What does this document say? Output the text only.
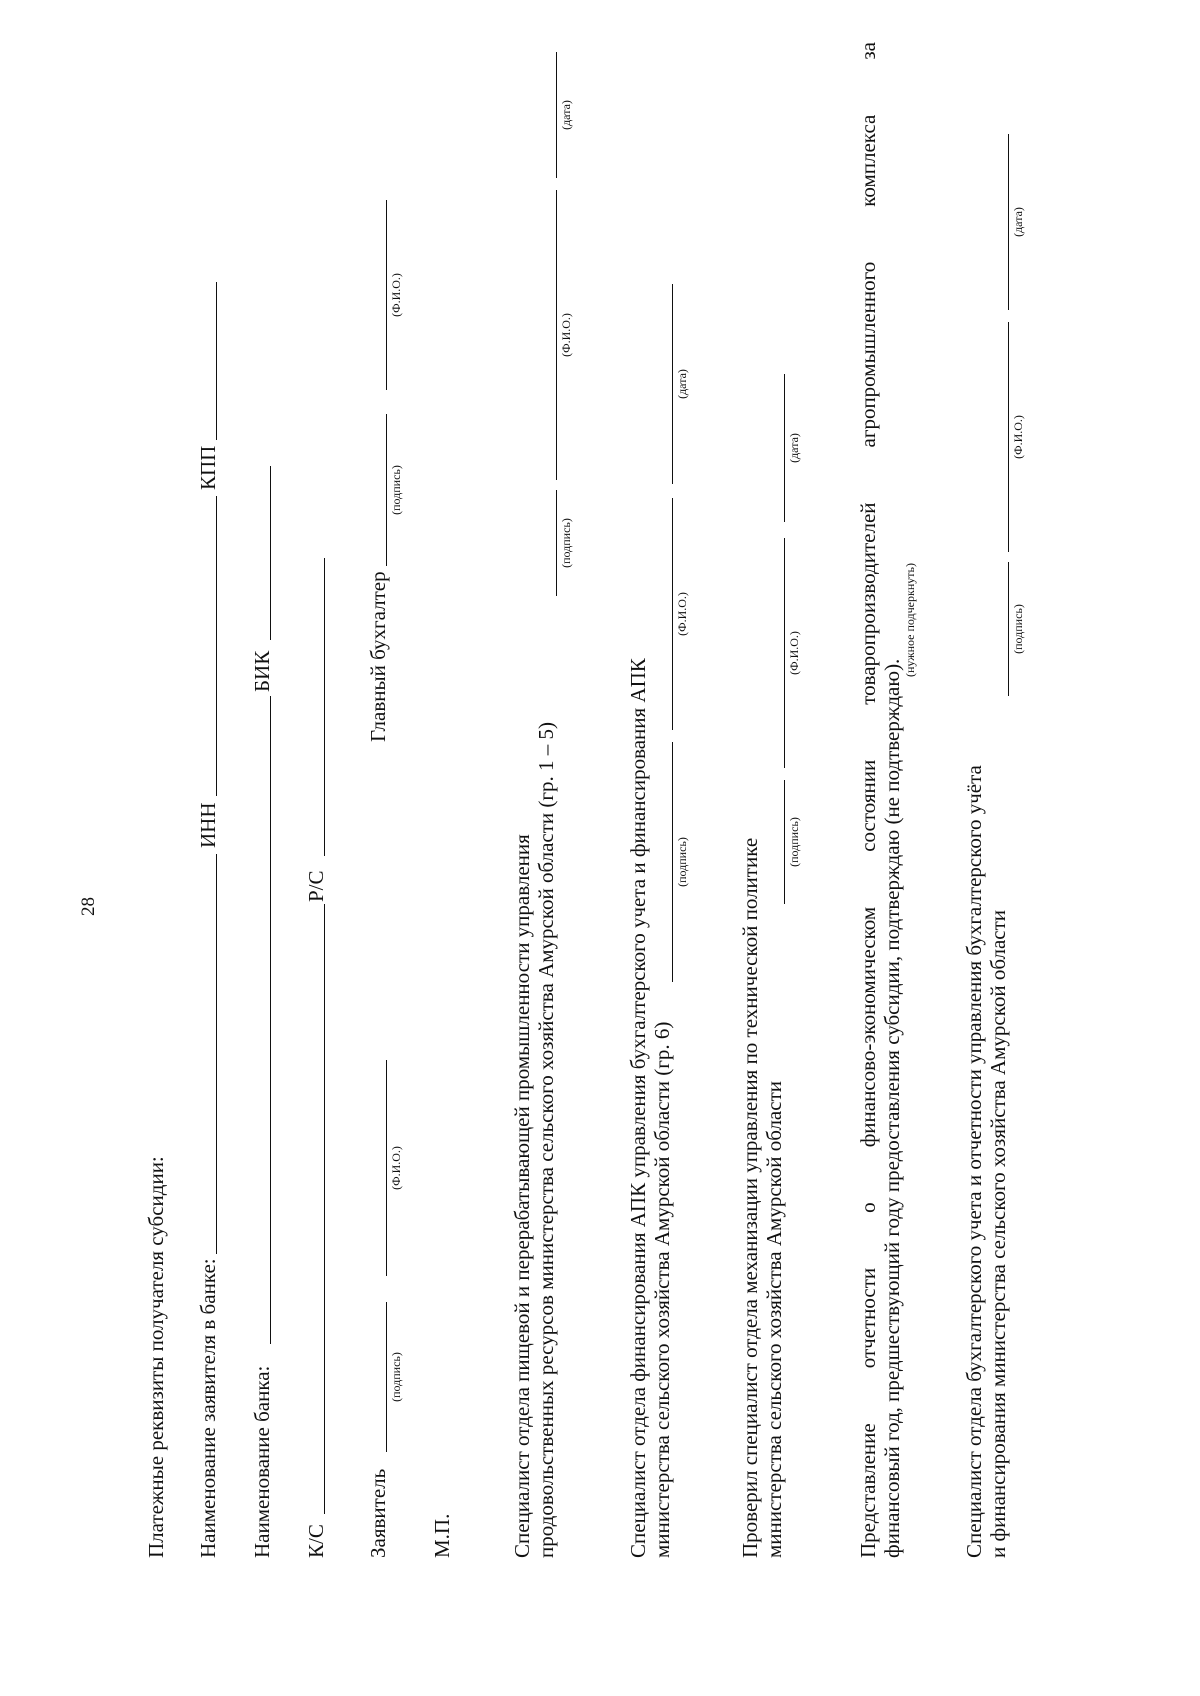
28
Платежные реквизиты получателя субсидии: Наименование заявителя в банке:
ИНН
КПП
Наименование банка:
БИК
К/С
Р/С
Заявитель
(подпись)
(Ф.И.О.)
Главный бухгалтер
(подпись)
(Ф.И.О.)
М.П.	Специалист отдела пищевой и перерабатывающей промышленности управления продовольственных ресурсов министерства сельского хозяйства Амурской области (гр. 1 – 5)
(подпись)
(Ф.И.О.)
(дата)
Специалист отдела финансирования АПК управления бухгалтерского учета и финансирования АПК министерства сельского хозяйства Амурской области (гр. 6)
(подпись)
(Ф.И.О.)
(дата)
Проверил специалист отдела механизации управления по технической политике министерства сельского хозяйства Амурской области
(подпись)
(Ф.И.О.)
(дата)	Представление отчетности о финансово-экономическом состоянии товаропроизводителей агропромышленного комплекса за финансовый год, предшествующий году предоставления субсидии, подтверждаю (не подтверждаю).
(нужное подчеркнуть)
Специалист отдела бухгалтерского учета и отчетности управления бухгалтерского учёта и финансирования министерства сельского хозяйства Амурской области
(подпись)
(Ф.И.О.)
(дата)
....
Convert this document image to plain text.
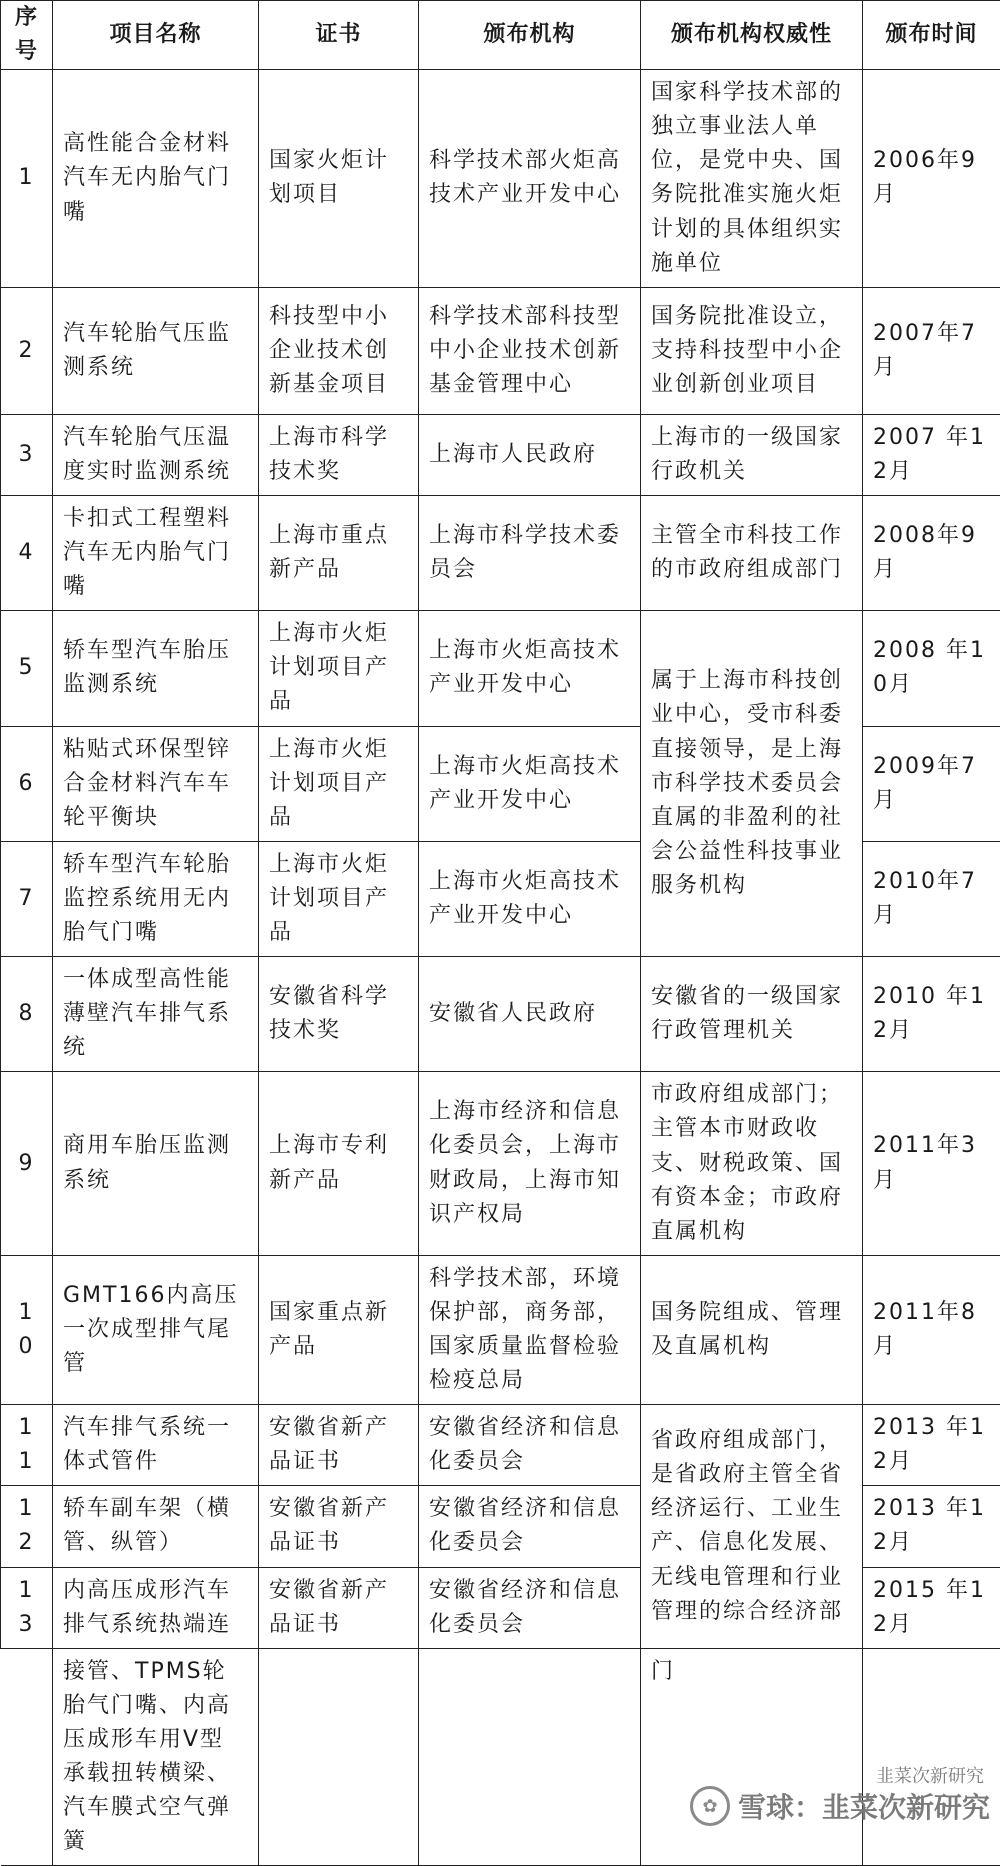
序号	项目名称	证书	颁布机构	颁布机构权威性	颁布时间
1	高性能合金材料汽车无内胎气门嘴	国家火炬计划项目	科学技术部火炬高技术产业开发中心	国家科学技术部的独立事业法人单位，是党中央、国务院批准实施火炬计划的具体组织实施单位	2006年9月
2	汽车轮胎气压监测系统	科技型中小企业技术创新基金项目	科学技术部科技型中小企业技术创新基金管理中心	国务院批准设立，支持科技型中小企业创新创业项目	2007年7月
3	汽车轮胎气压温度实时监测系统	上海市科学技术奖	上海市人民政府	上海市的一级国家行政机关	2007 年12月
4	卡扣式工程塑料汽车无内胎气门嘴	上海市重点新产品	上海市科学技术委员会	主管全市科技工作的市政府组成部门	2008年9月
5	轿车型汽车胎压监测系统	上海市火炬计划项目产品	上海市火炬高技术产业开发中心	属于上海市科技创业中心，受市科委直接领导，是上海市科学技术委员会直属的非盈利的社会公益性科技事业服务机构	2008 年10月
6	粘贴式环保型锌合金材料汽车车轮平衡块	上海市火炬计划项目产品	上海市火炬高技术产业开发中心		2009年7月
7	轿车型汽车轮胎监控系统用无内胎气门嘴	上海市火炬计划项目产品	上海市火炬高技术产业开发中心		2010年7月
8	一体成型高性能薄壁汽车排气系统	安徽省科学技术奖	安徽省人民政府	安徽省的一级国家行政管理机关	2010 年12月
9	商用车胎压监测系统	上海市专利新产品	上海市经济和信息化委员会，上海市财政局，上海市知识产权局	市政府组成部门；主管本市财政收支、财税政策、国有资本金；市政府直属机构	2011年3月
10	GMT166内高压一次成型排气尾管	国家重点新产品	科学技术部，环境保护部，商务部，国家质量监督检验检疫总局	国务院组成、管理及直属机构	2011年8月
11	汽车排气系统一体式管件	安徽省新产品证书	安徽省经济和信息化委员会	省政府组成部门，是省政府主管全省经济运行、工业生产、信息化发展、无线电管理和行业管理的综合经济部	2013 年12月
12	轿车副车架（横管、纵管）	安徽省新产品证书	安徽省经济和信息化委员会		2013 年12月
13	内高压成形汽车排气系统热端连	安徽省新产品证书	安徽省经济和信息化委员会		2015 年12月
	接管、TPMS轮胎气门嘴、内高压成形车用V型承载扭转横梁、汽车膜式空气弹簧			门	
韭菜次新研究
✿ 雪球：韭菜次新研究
....
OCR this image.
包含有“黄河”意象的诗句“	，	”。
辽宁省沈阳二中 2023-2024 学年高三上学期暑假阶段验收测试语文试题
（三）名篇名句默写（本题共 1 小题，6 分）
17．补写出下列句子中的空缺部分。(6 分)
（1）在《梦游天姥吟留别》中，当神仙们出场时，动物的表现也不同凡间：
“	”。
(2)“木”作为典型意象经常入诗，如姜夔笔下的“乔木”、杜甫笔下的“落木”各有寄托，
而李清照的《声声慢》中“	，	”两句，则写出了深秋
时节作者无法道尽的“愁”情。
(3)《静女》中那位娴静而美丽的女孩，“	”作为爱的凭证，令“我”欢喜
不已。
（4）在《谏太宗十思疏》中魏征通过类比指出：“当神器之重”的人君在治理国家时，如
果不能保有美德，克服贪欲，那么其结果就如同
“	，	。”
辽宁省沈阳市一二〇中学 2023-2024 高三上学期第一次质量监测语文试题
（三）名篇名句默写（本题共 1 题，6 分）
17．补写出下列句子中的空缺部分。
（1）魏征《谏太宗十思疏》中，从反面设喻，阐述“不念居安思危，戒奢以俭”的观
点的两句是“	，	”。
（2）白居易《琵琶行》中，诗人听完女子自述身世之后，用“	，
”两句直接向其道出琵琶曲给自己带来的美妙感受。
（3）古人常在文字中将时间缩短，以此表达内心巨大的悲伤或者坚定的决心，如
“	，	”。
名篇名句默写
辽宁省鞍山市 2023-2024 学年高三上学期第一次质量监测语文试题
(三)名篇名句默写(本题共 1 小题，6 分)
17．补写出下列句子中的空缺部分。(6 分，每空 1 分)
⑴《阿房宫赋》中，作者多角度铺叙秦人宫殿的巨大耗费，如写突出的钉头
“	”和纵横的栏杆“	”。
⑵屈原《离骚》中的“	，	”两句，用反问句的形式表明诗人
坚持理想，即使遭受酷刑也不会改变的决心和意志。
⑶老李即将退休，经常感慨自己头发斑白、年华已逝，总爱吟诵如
....
Among the records above, find each line holding the string "Амурской" and pull it out.

--- Solution to this exercise ---
М.П.	Специалист отдела пищевой и перерабатывающей промышленности управления продовольственных ресурсов министерства сельского хозяйства Амурской области (гр. 1 – 5)
Специалист отдела финансирования АПК управления бухгалтерского учета и финансирования АПК министерства сельского хозяйства Амурской области (гр. 6)
Проверил специалист отдела механизации управления по технической политике министерства сельского хозяйства Амурской области
Специалист отдела бухгалтерского учета и отчетности управления бухгалтерского учёта и финансирования министерства сельского хозяйства Амурской области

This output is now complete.